• [Instruction] Single out the lines of the material that contain "osłonę" and copy them.

• [Exercise inputs]
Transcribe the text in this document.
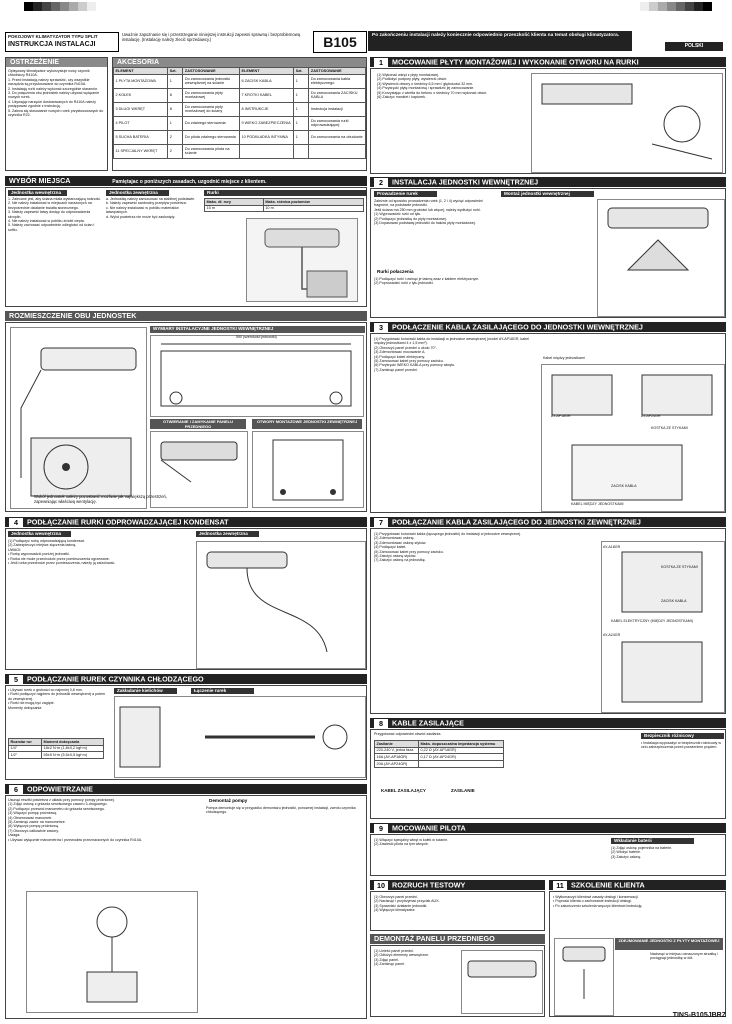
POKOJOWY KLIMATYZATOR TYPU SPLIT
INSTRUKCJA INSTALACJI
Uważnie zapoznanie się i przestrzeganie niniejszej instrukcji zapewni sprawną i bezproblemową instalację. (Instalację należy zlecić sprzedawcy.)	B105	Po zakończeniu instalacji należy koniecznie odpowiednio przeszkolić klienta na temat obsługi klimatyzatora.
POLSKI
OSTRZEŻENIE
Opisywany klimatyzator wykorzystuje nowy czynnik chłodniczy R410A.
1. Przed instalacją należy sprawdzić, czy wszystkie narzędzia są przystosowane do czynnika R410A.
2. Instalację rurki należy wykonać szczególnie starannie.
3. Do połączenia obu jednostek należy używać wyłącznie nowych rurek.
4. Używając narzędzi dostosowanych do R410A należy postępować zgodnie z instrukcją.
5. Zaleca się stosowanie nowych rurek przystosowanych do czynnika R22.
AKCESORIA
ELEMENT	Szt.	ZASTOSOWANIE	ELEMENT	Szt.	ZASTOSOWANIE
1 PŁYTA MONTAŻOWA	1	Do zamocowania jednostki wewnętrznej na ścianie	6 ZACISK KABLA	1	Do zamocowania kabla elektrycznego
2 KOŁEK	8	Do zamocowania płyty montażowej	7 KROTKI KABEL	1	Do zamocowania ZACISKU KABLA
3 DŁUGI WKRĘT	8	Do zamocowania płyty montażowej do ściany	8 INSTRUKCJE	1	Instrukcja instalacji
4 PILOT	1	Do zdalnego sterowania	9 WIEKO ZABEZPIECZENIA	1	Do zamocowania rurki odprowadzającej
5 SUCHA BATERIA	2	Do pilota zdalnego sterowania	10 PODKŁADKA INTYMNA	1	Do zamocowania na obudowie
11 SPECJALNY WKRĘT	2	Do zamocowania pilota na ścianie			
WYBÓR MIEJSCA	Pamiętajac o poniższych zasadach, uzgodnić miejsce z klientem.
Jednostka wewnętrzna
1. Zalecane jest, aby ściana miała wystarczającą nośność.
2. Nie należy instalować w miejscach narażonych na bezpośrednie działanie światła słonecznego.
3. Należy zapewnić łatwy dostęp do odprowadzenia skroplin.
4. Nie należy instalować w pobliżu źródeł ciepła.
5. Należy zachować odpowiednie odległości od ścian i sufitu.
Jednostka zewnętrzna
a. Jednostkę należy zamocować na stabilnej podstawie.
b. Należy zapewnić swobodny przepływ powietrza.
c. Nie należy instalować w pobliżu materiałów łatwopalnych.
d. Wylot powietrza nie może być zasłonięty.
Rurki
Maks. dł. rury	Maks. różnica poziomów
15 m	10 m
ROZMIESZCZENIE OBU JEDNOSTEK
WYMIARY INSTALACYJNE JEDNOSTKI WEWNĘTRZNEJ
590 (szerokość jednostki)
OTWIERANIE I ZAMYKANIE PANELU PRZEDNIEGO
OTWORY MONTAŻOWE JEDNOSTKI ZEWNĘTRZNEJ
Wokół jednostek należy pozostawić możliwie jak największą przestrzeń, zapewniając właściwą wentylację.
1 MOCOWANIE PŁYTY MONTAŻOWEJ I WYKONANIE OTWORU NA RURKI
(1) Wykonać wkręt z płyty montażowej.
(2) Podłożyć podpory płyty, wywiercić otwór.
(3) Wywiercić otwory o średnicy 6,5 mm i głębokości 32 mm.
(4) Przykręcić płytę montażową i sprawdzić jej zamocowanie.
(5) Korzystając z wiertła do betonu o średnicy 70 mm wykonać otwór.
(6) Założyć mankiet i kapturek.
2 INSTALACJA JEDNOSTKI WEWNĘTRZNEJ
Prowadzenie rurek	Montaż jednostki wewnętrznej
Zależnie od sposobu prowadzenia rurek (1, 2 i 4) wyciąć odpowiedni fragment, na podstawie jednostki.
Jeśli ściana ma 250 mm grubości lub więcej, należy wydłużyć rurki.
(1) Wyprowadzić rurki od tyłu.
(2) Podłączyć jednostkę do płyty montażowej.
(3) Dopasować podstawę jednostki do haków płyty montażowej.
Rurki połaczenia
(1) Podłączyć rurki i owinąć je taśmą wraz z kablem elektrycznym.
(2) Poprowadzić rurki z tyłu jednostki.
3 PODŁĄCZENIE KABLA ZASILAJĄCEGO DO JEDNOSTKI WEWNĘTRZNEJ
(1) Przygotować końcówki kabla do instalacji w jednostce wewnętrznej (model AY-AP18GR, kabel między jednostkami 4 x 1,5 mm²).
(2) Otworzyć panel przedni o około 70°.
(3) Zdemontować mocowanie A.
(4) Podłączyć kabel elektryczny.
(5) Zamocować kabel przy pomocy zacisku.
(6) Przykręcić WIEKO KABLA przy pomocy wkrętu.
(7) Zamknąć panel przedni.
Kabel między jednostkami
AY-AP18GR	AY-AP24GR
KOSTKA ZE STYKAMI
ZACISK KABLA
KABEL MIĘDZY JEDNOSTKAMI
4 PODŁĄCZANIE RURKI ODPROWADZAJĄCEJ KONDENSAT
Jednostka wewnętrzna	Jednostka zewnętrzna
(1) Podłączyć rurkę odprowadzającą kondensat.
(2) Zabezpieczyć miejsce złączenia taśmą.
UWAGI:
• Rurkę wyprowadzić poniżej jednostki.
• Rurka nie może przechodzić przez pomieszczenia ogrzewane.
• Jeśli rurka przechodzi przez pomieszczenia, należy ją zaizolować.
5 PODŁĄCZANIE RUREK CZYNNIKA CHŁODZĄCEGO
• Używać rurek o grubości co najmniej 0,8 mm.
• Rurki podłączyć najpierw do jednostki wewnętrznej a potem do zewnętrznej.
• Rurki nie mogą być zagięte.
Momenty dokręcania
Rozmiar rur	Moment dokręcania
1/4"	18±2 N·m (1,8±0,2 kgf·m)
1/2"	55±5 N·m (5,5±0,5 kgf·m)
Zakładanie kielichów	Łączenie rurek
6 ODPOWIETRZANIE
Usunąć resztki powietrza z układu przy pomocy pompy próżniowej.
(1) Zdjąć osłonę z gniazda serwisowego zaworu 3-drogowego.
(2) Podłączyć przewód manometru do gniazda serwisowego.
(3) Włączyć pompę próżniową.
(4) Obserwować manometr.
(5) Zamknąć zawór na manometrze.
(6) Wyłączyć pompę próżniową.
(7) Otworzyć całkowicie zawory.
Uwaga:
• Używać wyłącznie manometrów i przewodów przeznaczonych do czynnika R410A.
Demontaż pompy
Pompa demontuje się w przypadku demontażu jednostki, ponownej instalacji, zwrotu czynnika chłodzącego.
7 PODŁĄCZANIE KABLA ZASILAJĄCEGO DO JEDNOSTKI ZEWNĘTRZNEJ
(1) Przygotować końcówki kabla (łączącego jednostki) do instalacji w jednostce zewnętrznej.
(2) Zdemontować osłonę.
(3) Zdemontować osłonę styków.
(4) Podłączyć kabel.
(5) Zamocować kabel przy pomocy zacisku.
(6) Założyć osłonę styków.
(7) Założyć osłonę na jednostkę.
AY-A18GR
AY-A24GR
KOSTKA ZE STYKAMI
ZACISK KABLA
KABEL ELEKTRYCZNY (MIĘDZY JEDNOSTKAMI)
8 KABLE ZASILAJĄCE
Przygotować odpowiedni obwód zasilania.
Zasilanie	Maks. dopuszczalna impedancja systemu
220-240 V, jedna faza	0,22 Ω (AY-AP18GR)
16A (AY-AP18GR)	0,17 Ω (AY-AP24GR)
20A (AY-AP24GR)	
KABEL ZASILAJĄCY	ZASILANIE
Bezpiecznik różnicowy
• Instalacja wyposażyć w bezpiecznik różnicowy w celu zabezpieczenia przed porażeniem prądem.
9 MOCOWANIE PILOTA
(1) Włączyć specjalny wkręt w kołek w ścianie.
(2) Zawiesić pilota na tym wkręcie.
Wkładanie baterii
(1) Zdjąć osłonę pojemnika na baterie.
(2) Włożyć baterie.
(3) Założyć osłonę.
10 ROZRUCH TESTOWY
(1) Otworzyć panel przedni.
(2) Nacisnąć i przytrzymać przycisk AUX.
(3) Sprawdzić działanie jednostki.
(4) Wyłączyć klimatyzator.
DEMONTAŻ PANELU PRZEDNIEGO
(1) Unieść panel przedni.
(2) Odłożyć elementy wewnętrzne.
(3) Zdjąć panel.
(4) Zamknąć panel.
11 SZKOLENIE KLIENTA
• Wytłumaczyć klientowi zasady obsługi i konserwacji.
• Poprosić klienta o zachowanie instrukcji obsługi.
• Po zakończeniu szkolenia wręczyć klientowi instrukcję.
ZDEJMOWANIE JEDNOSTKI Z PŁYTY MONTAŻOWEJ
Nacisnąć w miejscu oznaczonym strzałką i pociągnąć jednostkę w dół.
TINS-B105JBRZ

• [Final result]
(1) Zdjąć osłonę z gniazda serwisowego zaworu 3-drogowego.
(2) Zdemontować osłonę.
(3) Zdemontować osłonę styków.
(6) Założyć osłonę styków.
(7) Założyć osłonę na jednostkę.
(1) Zdjąć osłonę pojemnika na baterie.
(3) Założyć osłonę.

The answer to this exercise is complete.